* BEGIN EXTRACTED MATERIAL *
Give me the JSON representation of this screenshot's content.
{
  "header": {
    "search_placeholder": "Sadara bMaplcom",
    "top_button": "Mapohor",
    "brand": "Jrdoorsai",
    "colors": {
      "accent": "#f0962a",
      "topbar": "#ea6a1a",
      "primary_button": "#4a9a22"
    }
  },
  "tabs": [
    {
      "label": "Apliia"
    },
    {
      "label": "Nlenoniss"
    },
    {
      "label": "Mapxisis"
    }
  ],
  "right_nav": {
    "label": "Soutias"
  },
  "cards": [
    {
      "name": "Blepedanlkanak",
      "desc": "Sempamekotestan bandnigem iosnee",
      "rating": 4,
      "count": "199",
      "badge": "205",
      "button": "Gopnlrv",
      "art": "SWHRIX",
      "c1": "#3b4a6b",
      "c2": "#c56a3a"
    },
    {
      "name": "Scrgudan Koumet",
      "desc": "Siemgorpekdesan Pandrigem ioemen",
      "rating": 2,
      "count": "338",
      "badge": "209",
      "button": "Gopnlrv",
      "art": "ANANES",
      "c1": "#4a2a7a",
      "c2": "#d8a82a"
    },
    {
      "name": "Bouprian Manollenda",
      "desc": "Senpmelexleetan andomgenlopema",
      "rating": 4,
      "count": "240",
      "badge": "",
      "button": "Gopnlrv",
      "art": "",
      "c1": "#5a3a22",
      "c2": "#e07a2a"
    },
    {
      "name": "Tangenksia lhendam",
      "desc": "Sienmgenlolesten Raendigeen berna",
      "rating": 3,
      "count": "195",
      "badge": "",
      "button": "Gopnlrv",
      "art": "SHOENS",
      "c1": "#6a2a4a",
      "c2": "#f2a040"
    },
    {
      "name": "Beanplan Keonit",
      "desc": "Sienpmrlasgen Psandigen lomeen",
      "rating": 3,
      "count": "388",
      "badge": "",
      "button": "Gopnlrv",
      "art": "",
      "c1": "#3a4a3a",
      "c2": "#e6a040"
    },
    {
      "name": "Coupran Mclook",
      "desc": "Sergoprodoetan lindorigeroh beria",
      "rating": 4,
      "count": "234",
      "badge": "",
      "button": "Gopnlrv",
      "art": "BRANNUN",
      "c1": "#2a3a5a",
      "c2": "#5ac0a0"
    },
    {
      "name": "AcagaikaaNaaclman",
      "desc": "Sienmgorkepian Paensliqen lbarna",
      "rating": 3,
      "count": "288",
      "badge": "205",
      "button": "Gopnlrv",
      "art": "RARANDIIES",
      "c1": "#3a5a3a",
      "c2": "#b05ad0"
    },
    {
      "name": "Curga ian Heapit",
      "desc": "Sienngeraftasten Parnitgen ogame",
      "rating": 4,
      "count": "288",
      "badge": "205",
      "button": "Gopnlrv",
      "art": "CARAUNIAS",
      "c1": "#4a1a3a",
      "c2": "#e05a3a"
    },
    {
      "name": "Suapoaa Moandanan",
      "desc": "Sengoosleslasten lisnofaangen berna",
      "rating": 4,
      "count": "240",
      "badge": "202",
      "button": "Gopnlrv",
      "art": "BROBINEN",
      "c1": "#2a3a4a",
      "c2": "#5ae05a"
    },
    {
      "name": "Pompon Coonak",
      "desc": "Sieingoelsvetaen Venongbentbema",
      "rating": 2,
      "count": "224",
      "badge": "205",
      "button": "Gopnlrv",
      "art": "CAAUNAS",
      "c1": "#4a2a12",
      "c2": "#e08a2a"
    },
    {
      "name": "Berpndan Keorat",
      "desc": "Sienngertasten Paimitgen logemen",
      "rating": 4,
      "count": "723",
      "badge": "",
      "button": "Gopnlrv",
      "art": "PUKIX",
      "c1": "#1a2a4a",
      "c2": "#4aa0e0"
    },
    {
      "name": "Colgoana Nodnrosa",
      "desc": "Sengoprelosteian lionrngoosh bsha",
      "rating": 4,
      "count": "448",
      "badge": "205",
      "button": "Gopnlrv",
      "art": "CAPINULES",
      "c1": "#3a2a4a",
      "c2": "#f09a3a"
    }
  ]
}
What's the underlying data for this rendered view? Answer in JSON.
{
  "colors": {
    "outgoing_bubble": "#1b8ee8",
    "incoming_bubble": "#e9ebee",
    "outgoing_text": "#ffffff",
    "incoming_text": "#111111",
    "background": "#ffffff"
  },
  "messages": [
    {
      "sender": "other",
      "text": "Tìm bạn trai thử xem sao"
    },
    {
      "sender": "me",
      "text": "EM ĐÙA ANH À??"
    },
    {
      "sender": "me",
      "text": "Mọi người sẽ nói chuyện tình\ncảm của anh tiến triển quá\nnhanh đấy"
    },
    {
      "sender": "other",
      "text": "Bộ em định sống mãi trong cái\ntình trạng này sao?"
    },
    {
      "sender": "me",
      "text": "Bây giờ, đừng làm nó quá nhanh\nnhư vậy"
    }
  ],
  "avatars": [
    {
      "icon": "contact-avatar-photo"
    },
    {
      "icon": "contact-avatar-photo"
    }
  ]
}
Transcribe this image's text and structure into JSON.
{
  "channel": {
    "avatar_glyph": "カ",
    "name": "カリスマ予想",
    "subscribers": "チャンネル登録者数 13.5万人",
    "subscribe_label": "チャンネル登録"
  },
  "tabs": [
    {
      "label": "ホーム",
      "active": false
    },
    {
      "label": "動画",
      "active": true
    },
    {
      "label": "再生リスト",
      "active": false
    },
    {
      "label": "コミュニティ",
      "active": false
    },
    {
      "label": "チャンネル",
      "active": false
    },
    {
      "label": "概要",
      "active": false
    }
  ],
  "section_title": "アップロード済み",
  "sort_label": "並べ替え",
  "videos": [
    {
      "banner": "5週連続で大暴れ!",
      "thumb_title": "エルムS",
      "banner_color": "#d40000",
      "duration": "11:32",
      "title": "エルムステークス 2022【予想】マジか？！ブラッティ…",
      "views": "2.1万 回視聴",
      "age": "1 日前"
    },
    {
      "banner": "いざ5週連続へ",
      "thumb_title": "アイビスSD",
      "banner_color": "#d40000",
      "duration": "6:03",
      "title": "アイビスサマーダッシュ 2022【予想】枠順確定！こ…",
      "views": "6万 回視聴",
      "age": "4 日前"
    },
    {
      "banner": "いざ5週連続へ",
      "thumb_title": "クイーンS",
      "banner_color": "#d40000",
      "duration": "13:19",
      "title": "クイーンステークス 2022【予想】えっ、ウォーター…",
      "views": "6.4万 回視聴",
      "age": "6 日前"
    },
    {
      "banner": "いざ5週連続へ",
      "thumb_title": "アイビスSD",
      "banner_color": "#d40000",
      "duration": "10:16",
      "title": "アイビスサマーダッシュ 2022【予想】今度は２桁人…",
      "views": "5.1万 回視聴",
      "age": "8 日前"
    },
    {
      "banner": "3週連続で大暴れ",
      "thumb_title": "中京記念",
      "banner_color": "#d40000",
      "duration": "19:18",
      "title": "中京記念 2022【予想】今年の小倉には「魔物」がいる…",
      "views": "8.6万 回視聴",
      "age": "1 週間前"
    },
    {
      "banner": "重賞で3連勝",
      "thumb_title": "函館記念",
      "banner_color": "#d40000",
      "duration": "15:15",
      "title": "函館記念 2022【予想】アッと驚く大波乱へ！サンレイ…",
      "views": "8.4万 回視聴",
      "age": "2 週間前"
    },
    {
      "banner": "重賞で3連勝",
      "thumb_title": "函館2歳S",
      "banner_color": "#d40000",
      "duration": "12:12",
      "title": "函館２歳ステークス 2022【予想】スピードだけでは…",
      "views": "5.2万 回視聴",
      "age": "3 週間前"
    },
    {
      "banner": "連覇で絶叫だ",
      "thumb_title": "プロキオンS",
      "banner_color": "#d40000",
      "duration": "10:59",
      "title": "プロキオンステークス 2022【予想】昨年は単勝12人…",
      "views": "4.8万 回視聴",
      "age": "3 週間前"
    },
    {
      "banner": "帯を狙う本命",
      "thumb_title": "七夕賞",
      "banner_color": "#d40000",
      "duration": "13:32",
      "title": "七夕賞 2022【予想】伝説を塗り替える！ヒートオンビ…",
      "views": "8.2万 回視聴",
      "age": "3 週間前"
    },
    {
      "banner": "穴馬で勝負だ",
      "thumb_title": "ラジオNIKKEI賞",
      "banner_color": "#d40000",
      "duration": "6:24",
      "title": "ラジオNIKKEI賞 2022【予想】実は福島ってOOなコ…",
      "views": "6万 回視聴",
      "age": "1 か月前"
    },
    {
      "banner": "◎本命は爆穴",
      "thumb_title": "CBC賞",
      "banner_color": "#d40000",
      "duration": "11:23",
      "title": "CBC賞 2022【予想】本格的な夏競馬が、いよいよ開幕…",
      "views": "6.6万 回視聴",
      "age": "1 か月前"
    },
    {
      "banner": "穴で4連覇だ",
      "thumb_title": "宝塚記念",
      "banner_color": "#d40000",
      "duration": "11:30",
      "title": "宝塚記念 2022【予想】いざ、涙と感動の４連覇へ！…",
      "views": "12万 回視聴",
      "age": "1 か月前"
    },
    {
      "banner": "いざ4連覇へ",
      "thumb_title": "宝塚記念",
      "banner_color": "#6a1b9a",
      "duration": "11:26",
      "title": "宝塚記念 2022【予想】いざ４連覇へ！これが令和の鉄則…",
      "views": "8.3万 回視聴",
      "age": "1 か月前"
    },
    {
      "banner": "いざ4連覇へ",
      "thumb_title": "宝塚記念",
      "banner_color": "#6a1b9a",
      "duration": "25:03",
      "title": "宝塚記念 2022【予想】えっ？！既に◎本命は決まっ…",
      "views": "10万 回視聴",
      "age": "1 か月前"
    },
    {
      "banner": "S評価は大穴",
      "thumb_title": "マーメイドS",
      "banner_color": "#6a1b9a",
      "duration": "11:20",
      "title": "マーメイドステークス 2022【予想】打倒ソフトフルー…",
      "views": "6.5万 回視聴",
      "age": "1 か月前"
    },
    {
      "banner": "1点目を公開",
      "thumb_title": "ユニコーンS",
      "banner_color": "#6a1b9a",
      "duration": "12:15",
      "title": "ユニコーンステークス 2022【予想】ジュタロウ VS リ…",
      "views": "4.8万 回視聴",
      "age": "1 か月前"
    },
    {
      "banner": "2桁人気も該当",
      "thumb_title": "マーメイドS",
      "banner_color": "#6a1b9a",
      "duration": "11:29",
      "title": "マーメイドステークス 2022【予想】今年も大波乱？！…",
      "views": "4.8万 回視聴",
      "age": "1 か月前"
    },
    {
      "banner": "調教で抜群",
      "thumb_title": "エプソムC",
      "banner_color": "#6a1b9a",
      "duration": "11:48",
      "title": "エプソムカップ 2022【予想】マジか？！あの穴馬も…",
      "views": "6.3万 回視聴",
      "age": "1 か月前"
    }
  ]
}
* END EXTRACTED MATERIAL *
Each line in the entries above that includes the string "CBC賞" should be extracted.

◆ PROBLEM SOLUTION
      "thumb_title": "CBC賞",
      "title": "CBC賞 2022【予想】本格的な夏競馬が、いよいよ開幕…",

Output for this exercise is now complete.